* Problem description:
Using the diary post, decide whether each statement agrees with it: (a) The writer hurt a hand while trying to deal with the car. (b) The writer feels able to fix the car without help. (c) The writer is required to follow news updates on a special webpage. Answer yes or no for each, quoting the deciding words from the diary post.

* Text extract:

# # # # # # #

We all been equipped with masks, overalls, protective glasses and gear....which is ok, but truly feels real this time.

 

We also have to follow every single news update on our special webpage so we are constantly updated with whats going on arpund us...its like we don't read enough on the news!

 

Not ranting here. Just sending my warmest and strongest best wishes to everyone who works in public sector, exposes themselves for such risk and keeps going forward regardless. You, my dears - are real heroes!

 

Stay safe all please (dont forget to wash your hands thoroughly!)

 

 

S&B xx

 
Posted : 12th March 2020 6:11 pm
SB28
 SB28
(@sb28)
Posts: 7048
Topic starter
 

Hi diary,

 

Today i feel completely wiped out. Just so tired and dont seem to be able to do anything. I tried tidying up the place, walking lil girl and washing. Now just sit here with a bit of headache feeling exhausted.

 

Have many issues with car. Dont feel able to fix it myself anymore. I injured my hand the other day trying to sort it out. Its painful.

# # # # # # #

* Element box annotations:

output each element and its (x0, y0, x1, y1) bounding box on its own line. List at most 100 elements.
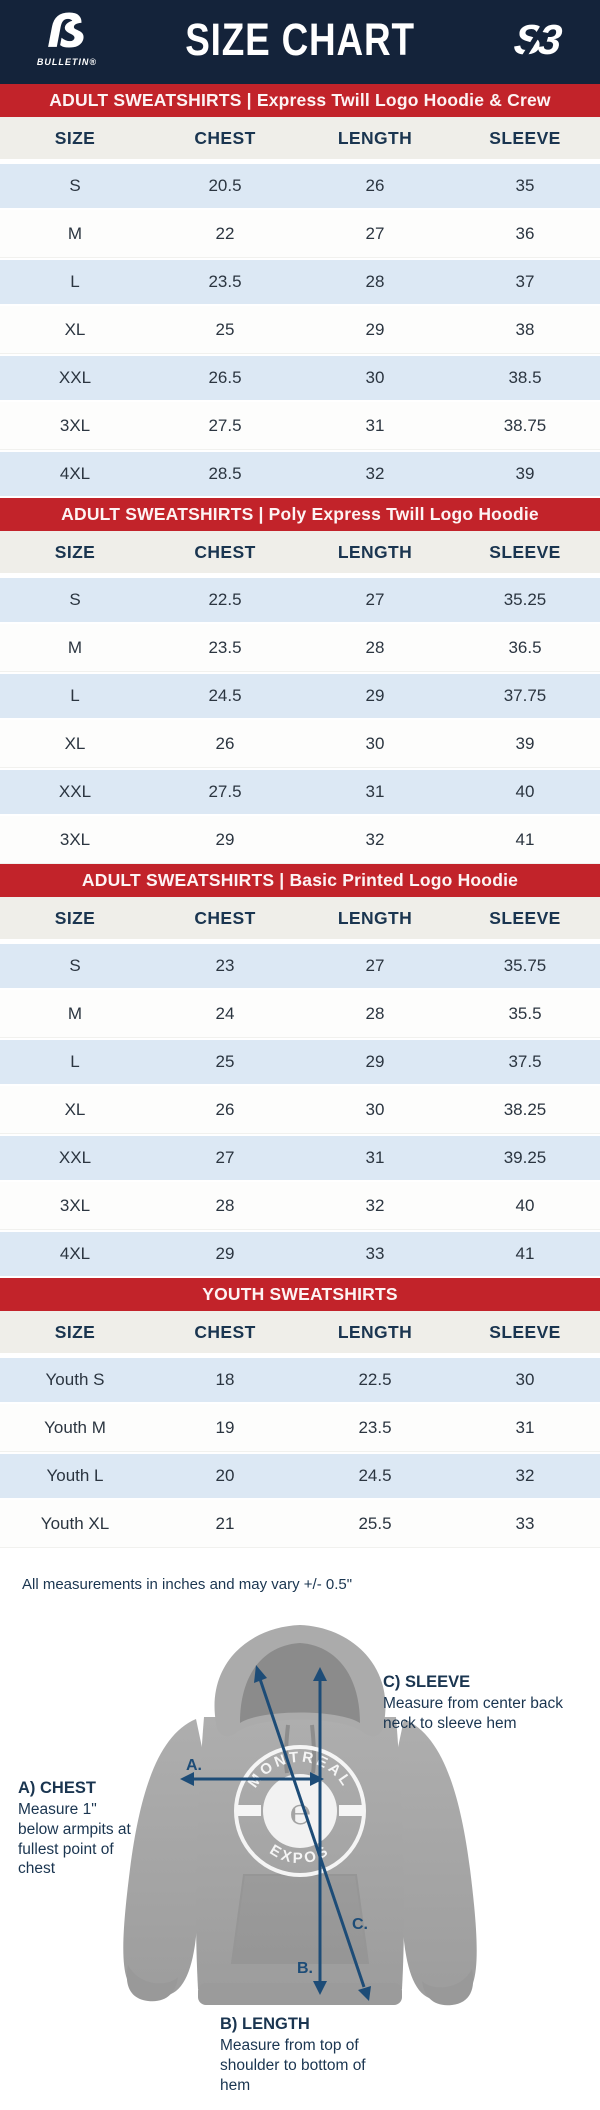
table-cell: XL (64, 1099, 86, 1119)
table-cell: 22 (215, 223, 235, 243)
column-header: CHEST (194, 1321, 256, 1342)
table-cell: 33 (515, 1513, 535, 1533)
table-cell: 28.5 (208, 464, 242, 483)
table-cell: 35.5 (508, 1003, 542, 1023)
table-row: XXL 27 31 39.25 (0, 1134, 600, 1182)
table-cell: 29 (215, 1244, 235, 1263)
table-header-row: SIZE CHEST LENGTH SLEEVE (0, 897, 600, 942)
table-cell: 35.25 (503, 590, 547, 609)
table-row: L 24.5 29 37.75 (0, 672, 600, 720)
size-table: SIZE CHEST LENGTH SLEEVE S 20.5 26 35 M 22 27 36 L 23… (0, 117, 600, 498)
bulletin-logo-text: BULLETIN® (36, 57, 98, 67)
hoodie-sleeves (123, 1719, 477, 2006)
size-table: SIZE CHEST LENGTH SLEEVE Youth S 18 22.5 30 Yout… (0, 1311, 600, 1548)
table-cell: 35.75 (503, 956, 547, 975)
table-cell: Youth XL (40, 1513, 110, 1533)
length-measure-label: B) LENGTH Measure from top of shoulder t… (220, 2015, 370, 2095)
measurement-footer: All measurements in inches and may vary … (0, 1548, 600, 2107)
table-row: 4XL 29 33 41 (0, 1230, 600, 1278)
table-header-row: SIZE CHEST LENGTH SLEEVE (0, 531, 600, 576)
table-cell: XXL (58, 782, 92, 801)
column-header: LENGTH (337, 541, 413, 562)
table-cell: 32 (365, 1195, 385, 1215)
table-cell: 31 (365, 1148, 385, 1167)
table-cell: 3XL (59, 1195, 91, 1215)
bulletin-logo-icon: ẞ (46, 4, 88, 58)
hoodie-right-cuff (422, 1969, 474, 2006)
table-cell: 30 (365, 1099, 385, 1119)
table-row: M 24 28 35.5 (0, 990, 600, 1038)
table-row: Youth L 20 24.5 32 (0, 1452, 600, 1500)
table-cell: 41 (515, 1244, 535, 1263)
table-cell: 24 (215, 1003, 235, 1023)
chest-measure-heading: A) CHEST (18, 1779, 96, 1797)
column-header: SLEEVE (489, 1321, 561, 1342)
table-cell: 29 (365, 1052, 385, 1071)
table-cell: 31 (515, 1417, 535, 1437)
table-cell: 29 (365, 319, 385, 339)
size-table: SIZE CHEST LENGTH SLEEVE S 22.5 27 35.25 M 23.5 28… (0, 531, 600, 864)
section-banner: ADULT SWEATSHIRTS | Poly Express Twill L… (0, 498, 600, 531)
table-cell: 28 (215, 1195, 235, 1215)
chest-arrow-label: A. (186, 1757, 202, 1774)
size-table: SIZE CHEST LENGTH SLEEVE S 23 27 35.75 M 24 28 35.5… (0, 897, 600, 1278)
table-cell: 38.75 (503, 415, 547, 435)
table-cell: 27 (365, 590, 385, 609)
bulletin-logo: ẞ BULLETIN® (22, 6, 112, 67)
table-cell: 29 (365, 686, 385, 705)
table-row: Youth S 18 22.5 30 (0, 1356, 600, 1404)
hoodie-hood-inner (240, 1643, 360, 1723)
table-row: Youth XL 21 25.5 33 (0, 1500, 600, 1548)
table-cell: Youth L (46, 1466, 104, 1485)
table-row: XL 25 29 38 (0, 306, 600, 354)
hoodie-drawstring-left (283, 1724, 290, 1774)
table-cell: 32 (365, 829, 385, 849)
table-cell: 19 (215, 1417, 235, 1437)
table-cell: 40 (515, 1195, 535, 1215)
table-cell: 36 (515, 223, 535, 243)
column-header: SLEEVE (489, 127, 561, 148)
table-cell: L (70, 272, 80, 291)
column-header: SIZE (54, 541, 96, 562)
column-header: SIZE (54, 907, 96, 928)
table-row: L 25 29 37.5 (0, 1038, 600, 1086)
table-cell: 39 (515, 733, 535, 753)
column-header: SIZE (54, 127, 96, 148)
table-cell: 32 (515, 1466, 535, 1485)
table-cell: 4XL (59, 464, 91, 483)
table-cell: 28 (365, 637, 385, 657)
table-cell: 26 (365, 176, 385, 195)
table-cell: 29 (215, 829, 235, 849)
table-cell: 37.75 (503, 686, 547, 705)
table-cell: 27.5 (208, 415, 242, 435)
table-cell: L (70, 686, 80, 705)
table-cell: S (69, 590, 81, 609)
table-cell: 31 (365, 415, 385, 435)
table-cell: 30 (515, 1370, 535, 1389)
table-cell: M (67, 637, 83, 657)
column-header: CHEST (194, 907, 256, 928)
chest-measure-desc: Measure 1" below armpits at fullest poin… (18, 1801, 131, 1878)
table-row: L 23.5 28 37 (0, 258, 600, 306)
table-cell: 41 (515, 829, 535, 849)
table-cell: Youth S (45, 1370, 105, 1389)
hoodie-logo-center-glyph: ℮ (289, 1791, 311, 1832)
table-row: 4XL 28.5 32 39 (0, 450, 600, 498)
hoodie-diagram: ℮ MONTREAL EXPOS A. (0, 1607, 600, 2107)
hoodie-right-sleeve (396, 1719, 477, 2002)
table-cell: S (69, 176, 81, 195)
sleeve-measure-heading: C) SLEEVE (383, 1673, 471, 1691)
section-banner: YOUTH SWEATSHIRTS (0, 1278, 600, 1311)
table-row: 3XL 28 32 40 (0, 1182, 600, 1230)
table-cell: M (67, 223, 83, 243)
table-row: S 20.5 26 35 (0, 162, 600, 210)
chest-measure-label: A) CHEST Measure 1" below armpits at ful… (18, 1779, 140, 1879)
table-cell: 33 (365, 1244, 385, 1263)
column-header: SLEEVE (489, 541, 561, 562)
length-arrow: B. (297, 1667, 327, 1995)
column-header: SIZE (54, 1321, 96, 1342)
table-cell: 3XL (59, 829, 91, 849)
table-cell: 25 (215, 1052, 235, 1071)
table-cell: 26 (215, 733, 235, 753)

# # # # # # #

* Response to the exercise:
(a) Yes: "I injured my hand the other day trying to sort it out."
(b) No: "Dont feel able to fix it myself anymore."
(c) Yes: "We also have to follow every single news update on our special webpage"